Collection entries:

--------

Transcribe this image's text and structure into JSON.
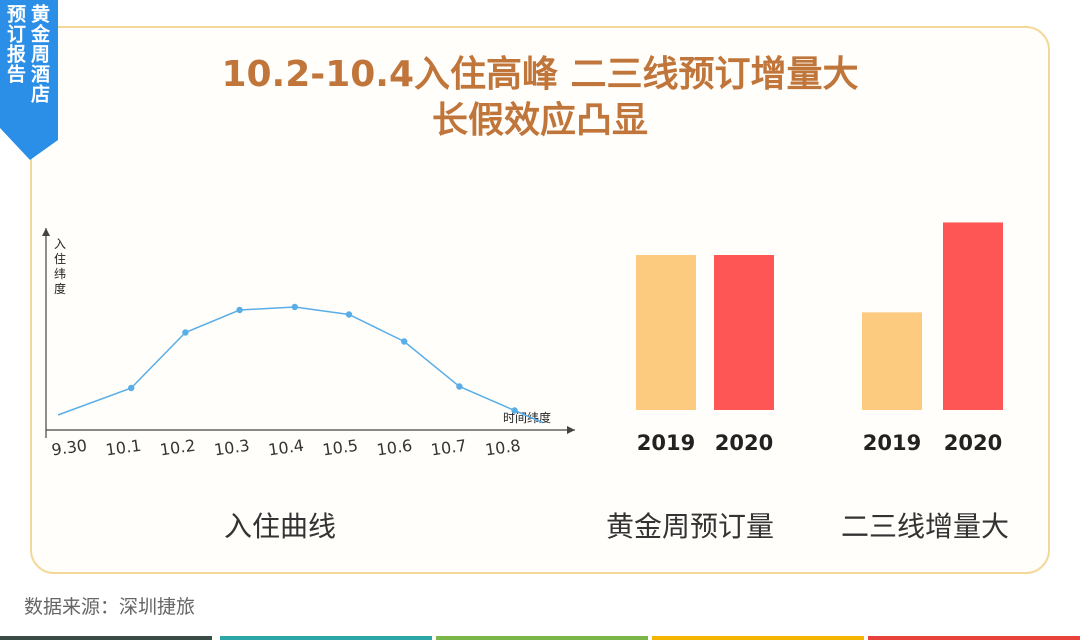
{
  "ribbon": {
    "line1": "黄金周酒店",
    "line2": "预订报告"
  },
  "title": {
    "line1": "10.2-10.4入住高峰  二三线预订增量大",
    "line2": "长假效应凸显"
  },
  "captions": {
    "left": "入住曲线",
    "middle": "黄金周预订量",
    "right": "二三线增量大"
  },
  "source": "数据来源：深圳捷旅",
  "colors": {
    "title": "#c0753a",
    "ribbon": "#2b8fe8",
    "line": "#5aaee8",
    "bar2019": "#fdcb80",
    "bar2020": "#fe5655",
    "card_border": "#f3d89a",
    "stripes": [
      "#3a4a44",
      "#2ca6a6",
      "#7ab648",
      "#f5b400",
      "#e8423c"
    ]
  },
  "chart_data": [
    {
      "type": "line",
      "ylabel": "入住纬度",
      "xlabel": "时间纬度",
      "categories": [
        "9.30",
        "10.1",
        "10.2",
        "10.3",
        "10.4",
        "10.5",
        "10.6",
        "10.7",
        "10.8"
      ],
      "x": [
        9.3,
        10.1,
        10.2,
        10.3,
        10.4,
        10.5,
        10.6,
        10.7,
        10.8,
        10.88
      ],
      "values": [
        10,
        28,
        65,
        80,
        82,
        77,
        59,
        29,
        13,
        5
      ],
      "ylim": [
        0,
        120
      ],
      "note": "Qualitative curve — no numeric y-axis scale printed"
    },
    {
      "type": "bar",
      "categories": [
        "2019",
        "2020"
      ],
      "values": [
        100,
        100
      ],
      "ylim": [
        0,
        120
      ],
      "note": "No numeric labels printed"
    },
    {
      "type": "bar",
      "categories": [
        "2019",
        "2020"
      ],
      "values": [
        63,
        121
      ],
      "ylim": [
        0,
        130
      ],
      "note": "No numeric labels printed"
    }
  ]
}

--------

- _Set task_
Images in the records should not be copied. Repeat all the rest exactly.

- _Answer in full_
Transcribe this image's text and structure into JSON.
{
  "ribbon": {
    "line1": "黄金周酒店",
    "line2": "预订报告"
  },
  "title": {
    "line1": "10.2-10.4入住高峰  二三线预订增量大",
    "line2": "长假效应凸显"
  },
  "captions": {
    "left": "入住曲线",
    "middle": "黄金周预订量",
    "right": "二三线增量大"
  },
  "source": "数据来源：深圳捷旅",
  "colors": {
    "title": "#c0753a",
    "ribbon": "#2b8fe8",
    "line": "#5aaee8",
    "bar2019": "#fdcb80",
    "bar2020": "#fe5655",
    "card_border": "#f3d89a",
    "stripes": [
      "#3a4a44",
      "#2ca6a6",
      "#7ab648",
      "#f5b400",
      "#e8423c"
    ]
  },
  "chart_data": [
    {
      "type": "line",
      "ylabel": "入住纬度",
      "xlabel": "时间纬度",
      "categories": [
        "9.30",
        "10.1",
        "10.2",
        "10.3",
        "10.4",
        "10.5",
        "10.6",
        "10.7",
        "10.8"
      ],
      "x": [
        9.3,
        10.1,
        10.2,
        10.3,
        10.4,
        10.5,
        10.6,
        10.7,
        10.8,
        10.88
      ],
      "values": [
        10,
        28,
        65,
        80,
        82,
        77,
        59,
        29,
        13,
        5
      ],
      "ylim": [
        0,
        120
      ],
      "note": "Qualitative curve — no numeric y-axis scale printed"
    },
    {
      "type": "bar",
      "categories": [
        "2019",
        "2020"
      ],
      "values": [
        100,
        100
      ],
      "ylim": [
        0,
        120
      ],
      "note": "No numeric labels printed"
    },
    {
      "type": "bar",
      "categories": [
        "2019",
        "2020"
      ],
      "values": [
        63,
        121
      ],
      "ylim": [
        0,
        130
      ],
      "note": "No numeric labels printed"
    }
  ]
}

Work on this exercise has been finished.